TO BE DONE = Of all the lines in the records below, how many hold the word "author"? Give the number alone.

[Dataset excerpt]
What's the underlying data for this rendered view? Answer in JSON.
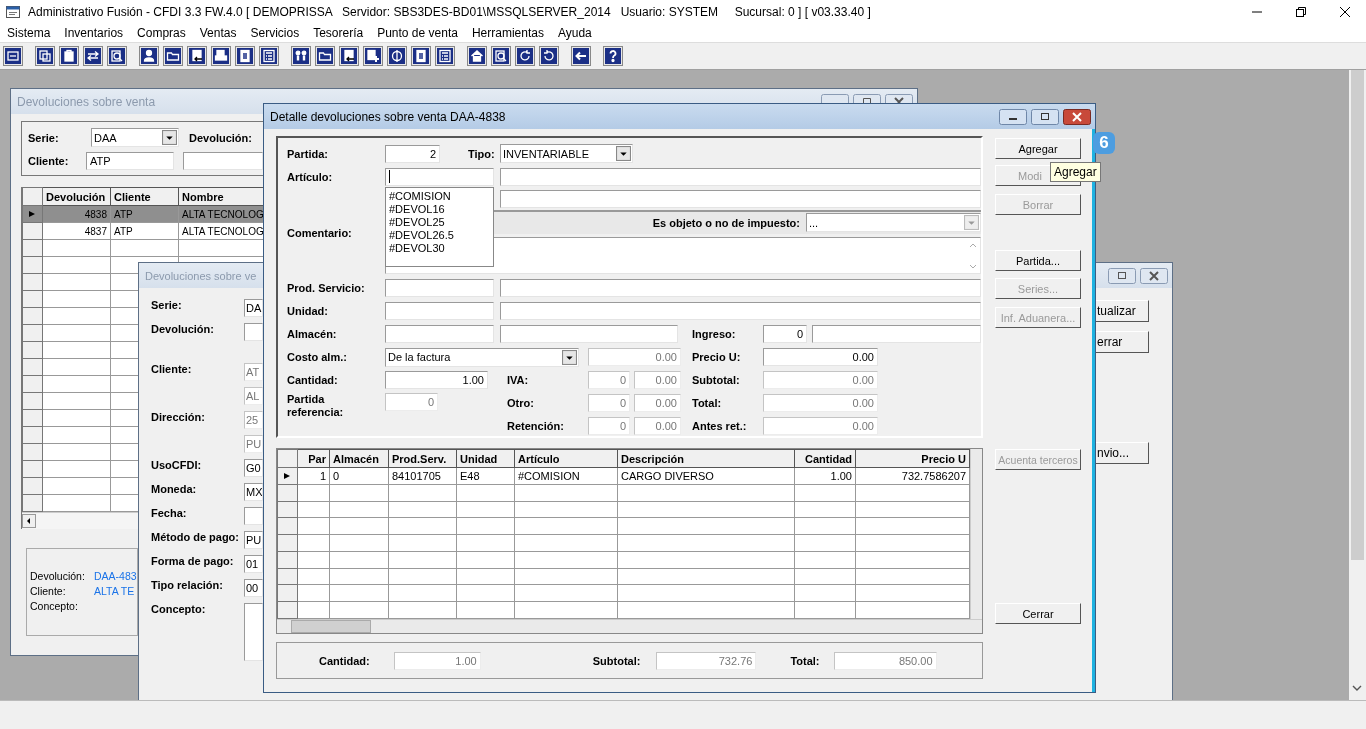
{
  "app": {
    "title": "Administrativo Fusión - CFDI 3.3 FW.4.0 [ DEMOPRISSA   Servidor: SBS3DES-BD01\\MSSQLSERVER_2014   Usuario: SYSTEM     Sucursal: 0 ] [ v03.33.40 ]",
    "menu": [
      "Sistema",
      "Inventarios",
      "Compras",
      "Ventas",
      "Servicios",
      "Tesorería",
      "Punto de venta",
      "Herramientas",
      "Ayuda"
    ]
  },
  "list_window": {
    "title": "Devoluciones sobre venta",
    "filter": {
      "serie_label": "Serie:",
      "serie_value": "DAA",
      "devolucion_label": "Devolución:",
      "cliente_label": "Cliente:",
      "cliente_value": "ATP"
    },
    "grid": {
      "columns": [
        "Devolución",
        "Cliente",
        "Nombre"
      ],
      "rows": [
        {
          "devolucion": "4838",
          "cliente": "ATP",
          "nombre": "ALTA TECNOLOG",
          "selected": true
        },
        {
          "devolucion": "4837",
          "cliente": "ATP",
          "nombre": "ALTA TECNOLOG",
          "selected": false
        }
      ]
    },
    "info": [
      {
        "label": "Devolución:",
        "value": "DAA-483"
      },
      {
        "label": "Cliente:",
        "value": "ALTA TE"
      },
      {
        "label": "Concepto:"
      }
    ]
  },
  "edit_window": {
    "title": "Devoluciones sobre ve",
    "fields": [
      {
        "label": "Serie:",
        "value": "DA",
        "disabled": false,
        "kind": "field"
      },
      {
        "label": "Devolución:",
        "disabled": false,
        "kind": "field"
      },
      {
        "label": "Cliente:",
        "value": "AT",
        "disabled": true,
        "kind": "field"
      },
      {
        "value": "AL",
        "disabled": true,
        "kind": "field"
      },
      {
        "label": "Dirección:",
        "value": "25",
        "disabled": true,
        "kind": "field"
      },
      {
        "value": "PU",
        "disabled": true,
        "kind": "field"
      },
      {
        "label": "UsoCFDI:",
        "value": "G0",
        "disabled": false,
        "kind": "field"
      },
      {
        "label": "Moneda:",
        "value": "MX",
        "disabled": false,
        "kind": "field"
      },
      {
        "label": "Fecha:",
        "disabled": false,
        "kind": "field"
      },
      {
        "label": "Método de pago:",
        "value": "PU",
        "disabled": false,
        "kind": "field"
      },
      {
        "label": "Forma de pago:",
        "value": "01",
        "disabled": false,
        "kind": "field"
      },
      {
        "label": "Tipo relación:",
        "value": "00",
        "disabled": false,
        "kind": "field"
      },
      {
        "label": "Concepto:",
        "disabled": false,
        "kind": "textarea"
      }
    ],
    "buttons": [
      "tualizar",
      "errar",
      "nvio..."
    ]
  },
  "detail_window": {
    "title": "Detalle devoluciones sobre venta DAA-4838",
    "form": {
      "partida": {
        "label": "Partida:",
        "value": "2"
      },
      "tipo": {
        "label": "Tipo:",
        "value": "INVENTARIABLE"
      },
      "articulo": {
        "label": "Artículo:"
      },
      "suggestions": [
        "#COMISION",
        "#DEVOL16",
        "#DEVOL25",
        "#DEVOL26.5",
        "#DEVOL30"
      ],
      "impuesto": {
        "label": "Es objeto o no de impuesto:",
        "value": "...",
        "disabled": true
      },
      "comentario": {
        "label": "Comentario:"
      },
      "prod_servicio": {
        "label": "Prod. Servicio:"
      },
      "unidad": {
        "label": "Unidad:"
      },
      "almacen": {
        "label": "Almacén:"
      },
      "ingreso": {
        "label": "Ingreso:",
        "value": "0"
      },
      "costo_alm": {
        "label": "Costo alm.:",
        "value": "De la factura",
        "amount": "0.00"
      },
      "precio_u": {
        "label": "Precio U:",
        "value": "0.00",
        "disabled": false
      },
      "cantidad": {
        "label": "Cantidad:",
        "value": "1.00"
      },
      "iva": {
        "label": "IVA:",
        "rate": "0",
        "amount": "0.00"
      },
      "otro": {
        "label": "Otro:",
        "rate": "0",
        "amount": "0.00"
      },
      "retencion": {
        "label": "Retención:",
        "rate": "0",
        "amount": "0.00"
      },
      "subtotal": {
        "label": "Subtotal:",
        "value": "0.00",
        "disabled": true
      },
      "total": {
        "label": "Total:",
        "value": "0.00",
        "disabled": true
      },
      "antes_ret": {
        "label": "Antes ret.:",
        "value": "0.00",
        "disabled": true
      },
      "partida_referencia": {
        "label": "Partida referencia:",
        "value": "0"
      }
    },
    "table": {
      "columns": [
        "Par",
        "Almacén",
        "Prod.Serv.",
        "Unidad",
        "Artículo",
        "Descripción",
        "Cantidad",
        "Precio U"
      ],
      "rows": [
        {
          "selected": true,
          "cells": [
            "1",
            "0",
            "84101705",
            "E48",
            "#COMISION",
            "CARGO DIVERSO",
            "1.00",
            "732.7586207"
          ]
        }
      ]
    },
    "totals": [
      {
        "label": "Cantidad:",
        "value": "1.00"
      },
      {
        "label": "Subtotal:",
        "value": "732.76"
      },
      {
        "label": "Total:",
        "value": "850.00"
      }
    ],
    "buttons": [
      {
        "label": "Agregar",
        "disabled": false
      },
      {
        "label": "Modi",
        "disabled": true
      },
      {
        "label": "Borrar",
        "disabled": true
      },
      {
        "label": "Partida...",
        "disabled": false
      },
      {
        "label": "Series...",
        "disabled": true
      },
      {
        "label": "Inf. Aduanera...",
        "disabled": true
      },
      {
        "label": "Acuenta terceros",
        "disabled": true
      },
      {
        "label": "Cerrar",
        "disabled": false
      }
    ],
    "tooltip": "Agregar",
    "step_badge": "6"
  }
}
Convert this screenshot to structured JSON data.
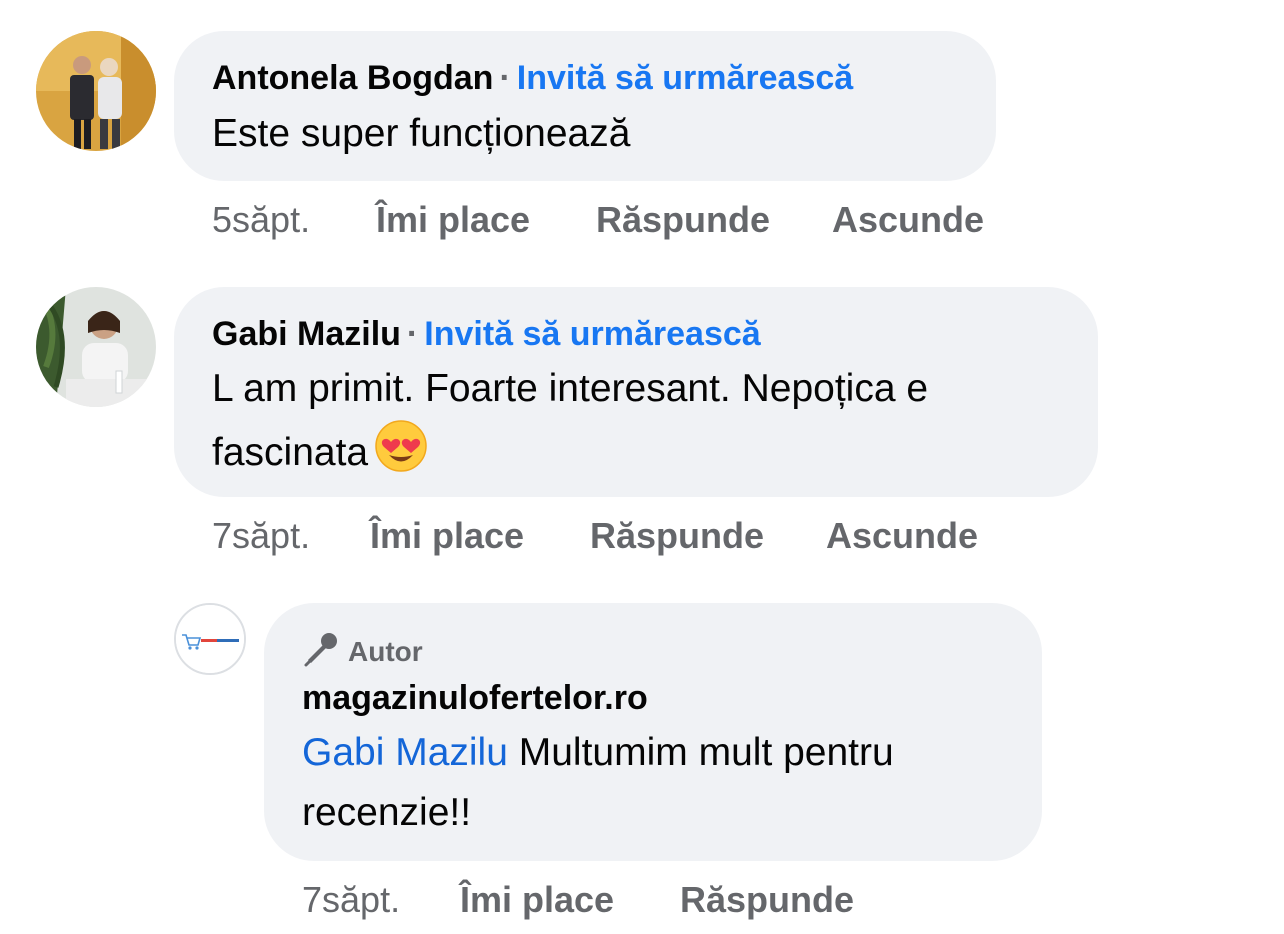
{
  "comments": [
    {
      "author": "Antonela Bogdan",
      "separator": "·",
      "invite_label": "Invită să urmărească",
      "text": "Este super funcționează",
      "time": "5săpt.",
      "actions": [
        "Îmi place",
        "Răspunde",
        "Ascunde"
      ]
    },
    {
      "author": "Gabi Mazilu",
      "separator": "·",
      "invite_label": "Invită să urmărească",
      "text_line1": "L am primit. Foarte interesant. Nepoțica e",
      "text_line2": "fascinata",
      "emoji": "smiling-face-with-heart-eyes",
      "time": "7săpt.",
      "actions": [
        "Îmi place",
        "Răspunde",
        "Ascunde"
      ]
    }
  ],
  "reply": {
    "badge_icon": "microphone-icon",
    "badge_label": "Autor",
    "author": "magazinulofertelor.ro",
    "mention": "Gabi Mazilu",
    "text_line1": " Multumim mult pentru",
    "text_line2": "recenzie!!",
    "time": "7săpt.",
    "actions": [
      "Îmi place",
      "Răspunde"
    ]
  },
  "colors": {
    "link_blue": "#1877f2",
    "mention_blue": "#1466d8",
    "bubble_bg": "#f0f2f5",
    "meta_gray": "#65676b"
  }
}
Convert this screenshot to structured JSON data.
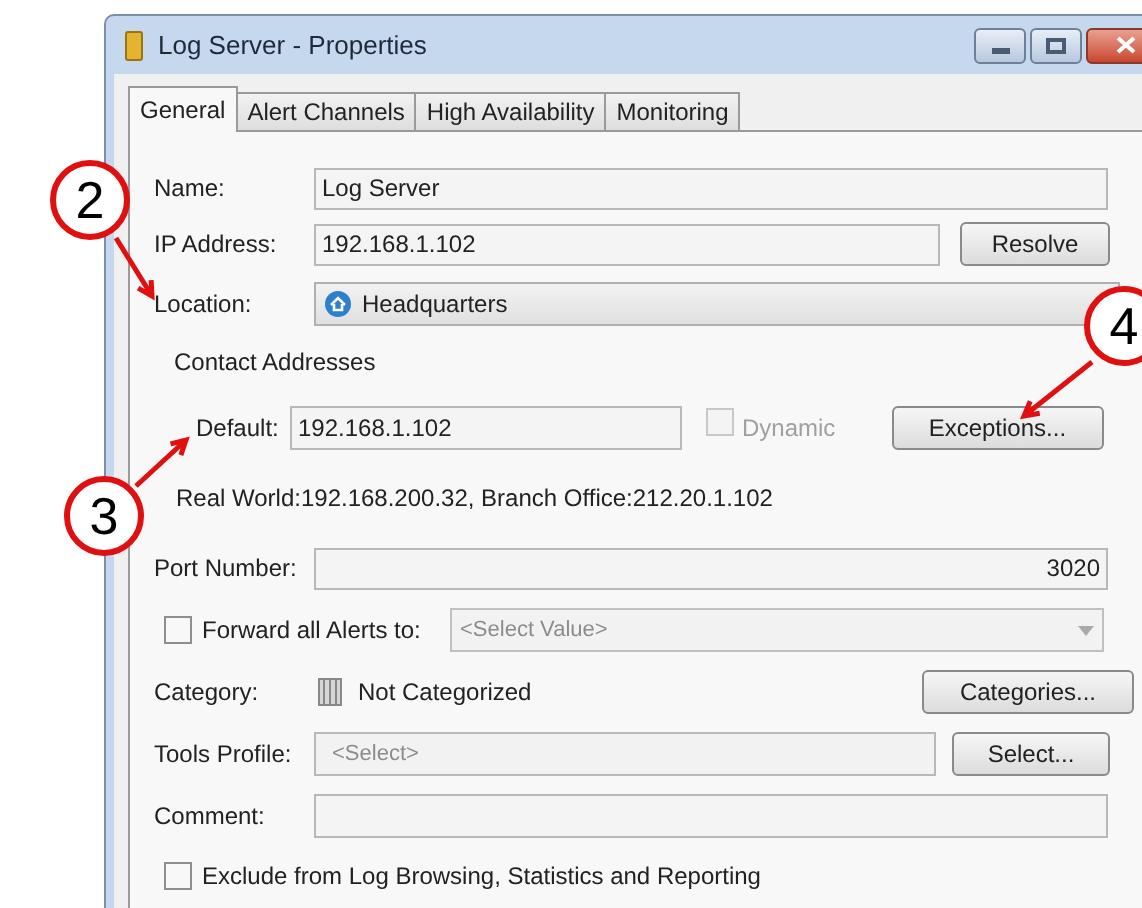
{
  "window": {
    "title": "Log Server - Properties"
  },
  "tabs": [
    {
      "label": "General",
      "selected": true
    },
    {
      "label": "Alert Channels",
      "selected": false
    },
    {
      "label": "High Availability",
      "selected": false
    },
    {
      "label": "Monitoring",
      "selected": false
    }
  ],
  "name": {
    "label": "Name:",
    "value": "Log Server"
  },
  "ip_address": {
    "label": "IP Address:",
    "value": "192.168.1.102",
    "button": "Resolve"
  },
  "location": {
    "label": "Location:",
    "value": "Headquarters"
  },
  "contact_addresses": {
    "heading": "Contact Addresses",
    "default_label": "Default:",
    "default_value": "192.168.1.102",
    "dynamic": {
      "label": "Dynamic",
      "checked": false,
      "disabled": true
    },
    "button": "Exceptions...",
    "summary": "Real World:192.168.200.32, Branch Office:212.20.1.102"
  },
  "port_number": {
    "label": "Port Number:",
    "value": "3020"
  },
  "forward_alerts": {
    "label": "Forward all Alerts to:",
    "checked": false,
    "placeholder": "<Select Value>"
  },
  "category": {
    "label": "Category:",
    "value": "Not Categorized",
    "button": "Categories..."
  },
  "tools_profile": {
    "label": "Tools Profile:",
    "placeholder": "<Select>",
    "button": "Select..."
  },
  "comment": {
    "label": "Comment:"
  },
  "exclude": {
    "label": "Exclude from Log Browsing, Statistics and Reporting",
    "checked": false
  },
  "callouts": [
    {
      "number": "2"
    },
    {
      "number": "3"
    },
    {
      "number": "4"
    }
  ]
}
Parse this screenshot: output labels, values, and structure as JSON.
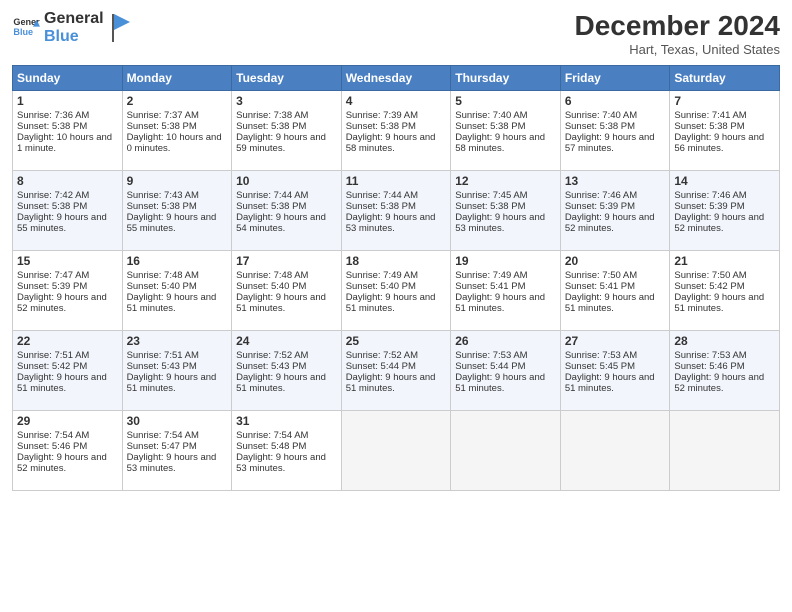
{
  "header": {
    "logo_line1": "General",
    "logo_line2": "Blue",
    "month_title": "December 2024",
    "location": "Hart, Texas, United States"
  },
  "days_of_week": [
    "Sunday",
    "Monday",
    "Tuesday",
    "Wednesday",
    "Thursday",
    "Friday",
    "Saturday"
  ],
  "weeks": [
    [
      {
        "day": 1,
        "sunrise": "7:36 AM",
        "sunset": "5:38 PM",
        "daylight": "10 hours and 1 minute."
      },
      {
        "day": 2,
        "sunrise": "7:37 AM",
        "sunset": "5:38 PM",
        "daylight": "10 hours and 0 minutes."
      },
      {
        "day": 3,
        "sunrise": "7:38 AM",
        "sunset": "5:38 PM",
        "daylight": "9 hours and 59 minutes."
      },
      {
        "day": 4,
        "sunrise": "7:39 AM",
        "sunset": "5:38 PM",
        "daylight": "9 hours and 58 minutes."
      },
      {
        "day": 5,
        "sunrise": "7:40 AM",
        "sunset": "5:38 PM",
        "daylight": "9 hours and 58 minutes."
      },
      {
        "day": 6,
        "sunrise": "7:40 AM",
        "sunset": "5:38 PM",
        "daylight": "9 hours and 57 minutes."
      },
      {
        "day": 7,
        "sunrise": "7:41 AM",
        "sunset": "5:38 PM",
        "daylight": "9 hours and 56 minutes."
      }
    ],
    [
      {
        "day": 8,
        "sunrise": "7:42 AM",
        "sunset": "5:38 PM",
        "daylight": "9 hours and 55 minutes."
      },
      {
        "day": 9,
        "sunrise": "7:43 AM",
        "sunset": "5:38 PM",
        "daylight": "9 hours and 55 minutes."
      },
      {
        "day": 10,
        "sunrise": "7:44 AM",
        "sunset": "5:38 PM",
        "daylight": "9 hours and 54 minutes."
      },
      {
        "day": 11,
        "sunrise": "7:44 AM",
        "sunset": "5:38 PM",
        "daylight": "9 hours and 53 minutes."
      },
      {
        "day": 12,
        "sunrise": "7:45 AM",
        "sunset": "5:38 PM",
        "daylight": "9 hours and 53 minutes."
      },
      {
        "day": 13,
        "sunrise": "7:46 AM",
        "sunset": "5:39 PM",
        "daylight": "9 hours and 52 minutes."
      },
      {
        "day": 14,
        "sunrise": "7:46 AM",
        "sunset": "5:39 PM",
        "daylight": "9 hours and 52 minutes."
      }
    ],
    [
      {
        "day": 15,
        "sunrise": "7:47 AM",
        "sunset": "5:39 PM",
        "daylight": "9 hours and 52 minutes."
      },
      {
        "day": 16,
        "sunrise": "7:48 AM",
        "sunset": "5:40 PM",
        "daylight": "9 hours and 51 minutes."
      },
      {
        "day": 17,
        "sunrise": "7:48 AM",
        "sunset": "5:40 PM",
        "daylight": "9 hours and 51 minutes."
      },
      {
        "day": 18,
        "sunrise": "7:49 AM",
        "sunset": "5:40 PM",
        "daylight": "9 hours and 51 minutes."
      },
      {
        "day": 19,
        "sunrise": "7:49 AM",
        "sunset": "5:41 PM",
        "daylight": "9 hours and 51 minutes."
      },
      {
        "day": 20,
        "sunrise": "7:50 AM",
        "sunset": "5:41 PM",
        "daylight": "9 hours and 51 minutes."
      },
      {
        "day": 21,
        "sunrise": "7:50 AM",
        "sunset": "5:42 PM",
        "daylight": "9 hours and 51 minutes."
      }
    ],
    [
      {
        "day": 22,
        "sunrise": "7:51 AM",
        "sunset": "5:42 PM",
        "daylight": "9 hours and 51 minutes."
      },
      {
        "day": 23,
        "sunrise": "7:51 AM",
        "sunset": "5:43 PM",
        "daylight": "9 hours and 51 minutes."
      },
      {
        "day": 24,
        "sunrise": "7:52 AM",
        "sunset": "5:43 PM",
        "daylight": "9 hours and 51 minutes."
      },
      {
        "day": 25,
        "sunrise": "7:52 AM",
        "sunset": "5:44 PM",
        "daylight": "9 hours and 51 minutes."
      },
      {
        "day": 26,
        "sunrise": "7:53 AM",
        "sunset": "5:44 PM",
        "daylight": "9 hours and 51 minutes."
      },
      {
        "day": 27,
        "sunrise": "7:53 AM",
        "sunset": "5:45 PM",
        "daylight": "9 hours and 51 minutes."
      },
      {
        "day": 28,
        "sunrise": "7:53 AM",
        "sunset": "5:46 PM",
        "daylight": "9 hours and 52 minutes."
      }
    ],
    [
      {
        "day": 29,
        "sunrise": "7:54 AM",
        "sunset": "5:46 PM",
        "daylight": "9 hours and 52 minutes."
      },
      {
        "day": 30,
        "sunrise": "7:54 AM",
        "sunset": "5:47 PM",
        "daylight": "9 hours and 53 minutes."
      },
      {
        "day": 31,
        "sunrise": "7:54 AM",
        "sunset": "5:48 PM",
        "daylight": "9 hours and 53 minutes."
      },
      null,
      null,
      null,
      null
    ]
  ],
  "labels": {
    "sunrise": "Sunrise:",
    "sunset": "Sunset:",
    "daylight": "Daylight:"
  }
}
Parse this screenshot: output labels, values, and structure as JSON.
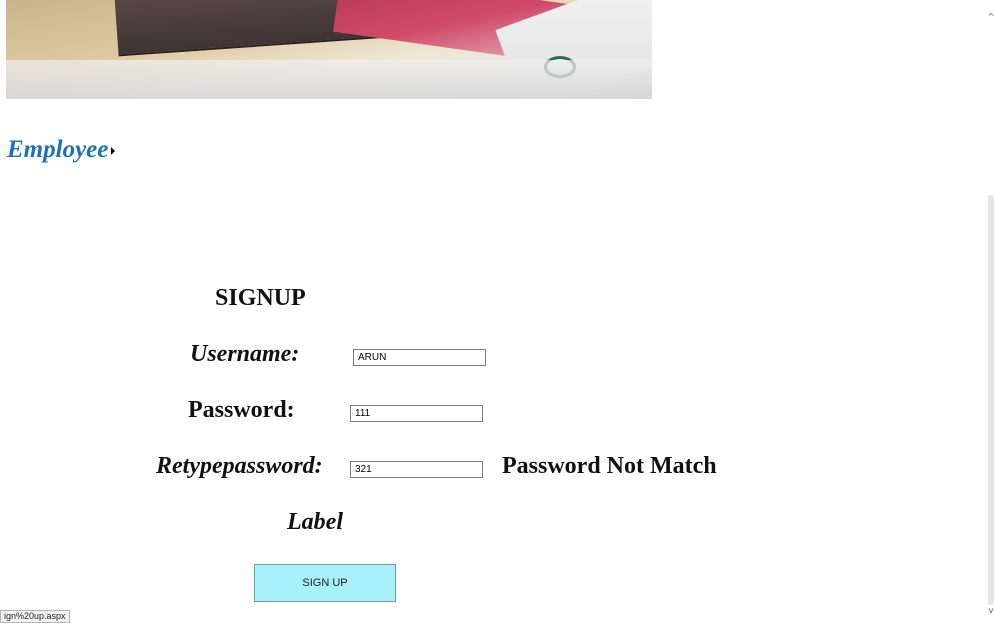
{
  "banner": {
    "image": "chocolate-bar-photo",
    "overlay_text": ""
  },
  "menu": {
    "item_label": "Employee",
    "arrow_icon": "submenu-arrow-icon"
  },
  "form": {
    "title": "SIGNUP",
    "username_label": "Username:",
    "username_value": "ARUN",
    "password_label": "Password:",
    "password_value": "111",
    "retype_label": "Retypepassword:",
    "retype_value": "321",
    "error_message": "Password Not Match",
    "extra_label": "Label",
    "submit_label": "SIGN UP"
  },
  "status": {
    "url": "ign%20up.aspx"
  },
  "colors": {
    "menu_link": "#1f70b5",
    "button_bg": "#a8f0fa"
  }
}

TASK RESULT = 3